*WRITTEN TASK*
The records below need retyping in full; give them again exactly.

*GIVEN RECORDS*

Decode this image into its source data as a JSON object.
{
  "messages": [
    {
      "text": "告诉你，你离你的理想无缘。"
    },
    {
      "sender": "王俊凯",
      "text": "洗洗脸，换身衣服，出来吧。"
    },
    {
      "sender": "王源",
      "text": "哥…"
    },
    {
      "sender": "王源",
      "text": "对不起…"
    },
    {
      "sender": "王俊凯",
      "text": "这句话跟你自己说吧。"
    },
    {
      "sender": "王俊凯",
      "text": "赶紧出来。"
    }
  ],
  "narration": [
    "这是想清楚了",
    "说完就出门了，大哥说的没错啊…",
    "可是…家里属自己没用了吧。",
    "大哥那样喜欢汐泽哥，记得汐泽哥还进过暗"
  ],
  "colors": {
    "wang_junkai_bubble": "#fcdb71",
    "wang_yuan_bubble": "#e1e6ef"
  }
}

*CORRECT RESULT*
Decode this image into its source data as a JSON object.
{
  "messages": [
    {
      "text": "告诉你，你离你的理想无缘。"
    },
    {
      "sender": "王俊凯",
      "text": "洗洗脸，换身衣服，出来吧。"
    },
    {
      "sender": "王源",
      "text": "哥…"
    },
    {
      "sender": "王源",
      "text": "对不起…"
    },
    {
      "sender": "王俊凯",
      "text": "这句话跟你自己说吧。"
    },
    {
      "sender": "王俊凯",
      "text": "赶紧出来。"
    }
  ],
  "narration": [
    "这是想清楚了",
    "说完就出门了，大哥说的没错啊…",
    "可是…家里属自己没用了吧。",
    "大哥那样喜欢汐泽哥，记得汐泽哥还进过暗"
  ],
  "colors": {
    "wang_junkai_bubble": "#fcdb71",
    "wang_yuan_bubble": "#e1e6ef"
  }
}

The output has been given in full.